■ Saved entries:
★ ★ ★ ★

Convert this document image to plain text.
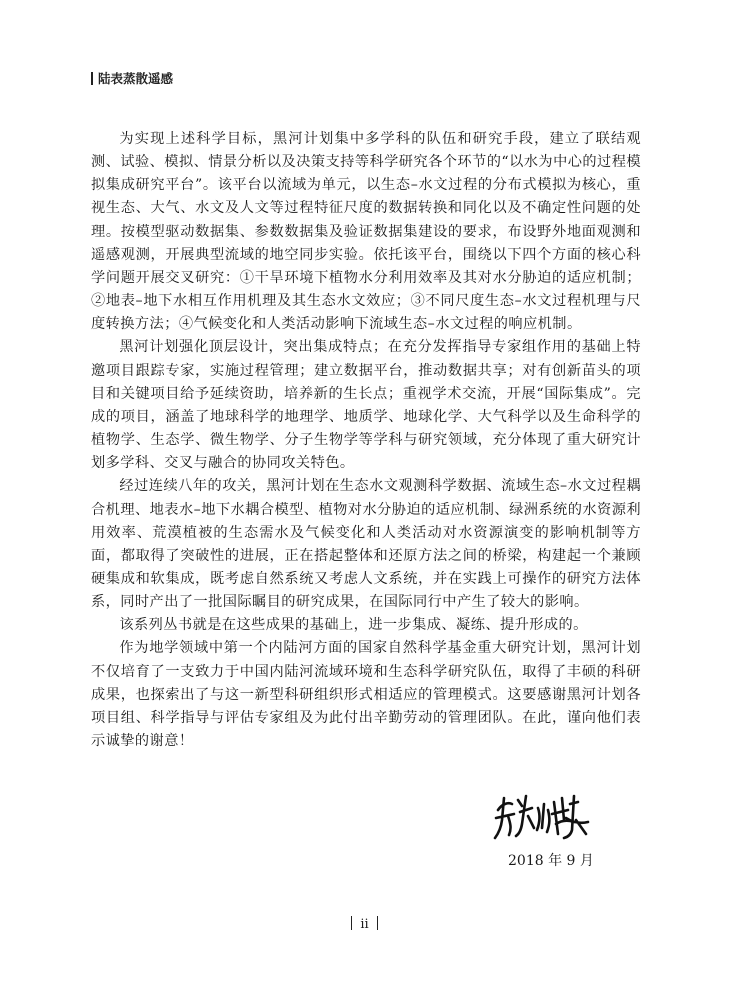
陆表蒸散遥感

为实现上述科学目标，黑河计划集中多学科的队伍和研究手段，建立了联结观测、试验、模拟、情景分析以及决策支持等科学研究各个环节的“以水为中心的过程模拟集成研究平台”。该平台以流域为单元，以生态–水文过程的分布式模拟为核心，重视生态、大气、水文及人文等过程特征尺度的数据转换和同化以及不确定性问题的处理。按模型驱动数据集、参数数据集及验证数据集建设的要求，布设野外地面观测和遥感观测，开展典型流域的地空同步实验。依托该平台，围绕以下四个方面的核心科学问题开展交叉研究：①干旱环境下植物水分利用效率及其对水分胁迫的适应机制；②地表–地下水相互作用机理及其生态水文效应；③不同尺度生态–水文过程机理与尺度转换方法；④气候变化和人类活动影响下流域生态–水文过程的响应机制。

黑河计划强化顶层设计，突出集成特点；在充分发挥指导专家组作用的基础上特邀项目跟踪专家，实施过程管理；建立数据平台，推动数据共享；对有创新苗头的项目和关键项目给予延续资助，培养新的生长点；重视学术交流，开展“国际集成”。完成的项目，涵盖了地球科学的地理学、地质学、地球化学、大气科学以及生命科学的植物学、生态学、微生物学、分子生物学等学科与研究领域，充分体现了重大研究计划多学科、交叉与融合的协同攻关特色。

经过连续八年的攻关，黑河计划在生态水文观测科学数据、流域生态–水文过程耦合机理、地表水–地下水耦合模型、植物对水分胁迫的适应机制、绿洲系统的水资源利用效率、荒漠植被的生态需水及气候变化和人类活动对水资源演变的影响机制等方面，都取得了突破性的进展，正在搭起整体和还原方法之间的桥梁，构建起一个兼顾硬集成和软集成，既考虑自然系统又考虑人文系统，并在实践上可操作的研究方法体系，同时产出了一批国际瞩目的研究成果，在国际同行中产生了较大的影响。

该系列丛书就是在这些成果的基础上，进一步集成、凝练、提升形成的。

作为地学领域中第一个内陆河方面的国家自然科学基金重大研究计划，黑河计划不仅培育了一支致力于中国内陆河流域环境和生态科学研究队伍，取得了丰硕的科研成果，也探索出了与这一新型科研组织形式相适应的管理模式。这要感谢黑河计划各项目组、科学指导与评估专家组及为此付出辛勤劳动的管理团队。在此，谨向他们表示诚挚的谢意！

2018 年 9 月
ii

★ ★ ★ ★

■ OBJECTIVE:
Copy every line above word for word and exclude the pictures.

■ TASK RESPONSE:
Convert this document image to plain text.
陆表蒸散遥感

为实现上述科学目标，黑河计划集中多学科的队伍和研究手段，建立了联结观测、试验、模拟、情景分析以及决策支持等科学研究各个环节的“以水为中心的过程模拟集成研究平台”。该平台以流域为单元，以生态–水文过程的分布式模拟为核心，重视生态、大气、水文及人文等过程特征尺度的数据转换和同化以及不确定性问题的处理。按模型驱动数据集、参数数据集及验证数据集建设的要求，布设野外地面观测和遥感观测，开展典型流域的地空同步实验。依托该平台，围绕以下四个方面的核心科学问题开展交叉研究：①干旱环境下植物水分利用效率及其对水分胁迫的适应机制；②地表–地下水相互作用机理及其生态水文效应；③不同尺度生态–水文过程机理与尺度转换方法；④气候变化和人类活动影响下流域生态–水文过程的响应机制。

黑河计划强化顶层设计，突出集成特点；在充分发挥指导专家组作用的基础上特邀项目跟踪专家，实施过程管理；建立数据平台，推动数据共享；对有创新苗头的项目和关键项目给予延续资助，培养新的生长点；重视学术交流，开展“国际集成”。完成的项目，涵盖了地球科学的地理学、地质学、地球化学、大气科学以及生命科学的植物学、生态学、微生物学、分子生物学等学科与研究领域，充分体现了重大研究计划多学科、交叉与融合的协同攻关特色。

经过连续八年的攻关，黑河计划在生态水文观测科学数据、流域生态–水文过程耦合机理、地表水–地下水耦合模型、植物对水分胁迫的适应机制、绿洲系统的水资源利用效率、荒漠植被的生态需水及气候变化和人类活动对水资源演变的影响机制等方面，都取得了突破性的进展，正在搭起整体和还原方法之间的桥梁，构建起一个兼顾硬集成和软集成，既考虑自然系统又考虑人文系统，并在实践上可操作的研究方法体系，同时产出了一批国际瞩目的研究成果，在国际同行中产生了较大的影响。

该系列丛书就是在这些成果的基础上，进一步集成、凝练、提升形成的。

作为地学领域中第一个内陆河方面的国家自然科学基金重大研究计划，黑河计划不仅培育了一支致力于中国内陆河流域环境和生态科学研究队伍，取得了丰硕的科研成果，也探索出了与这一新型科研组织形式相适应的管理模式。这要感谢黑河计划各项目组、科学指导与评估专家组及为此付出辛勤劳动的管理团队。在此，谨向他们表示诚挚的谢意！

2018 年 9 月
ii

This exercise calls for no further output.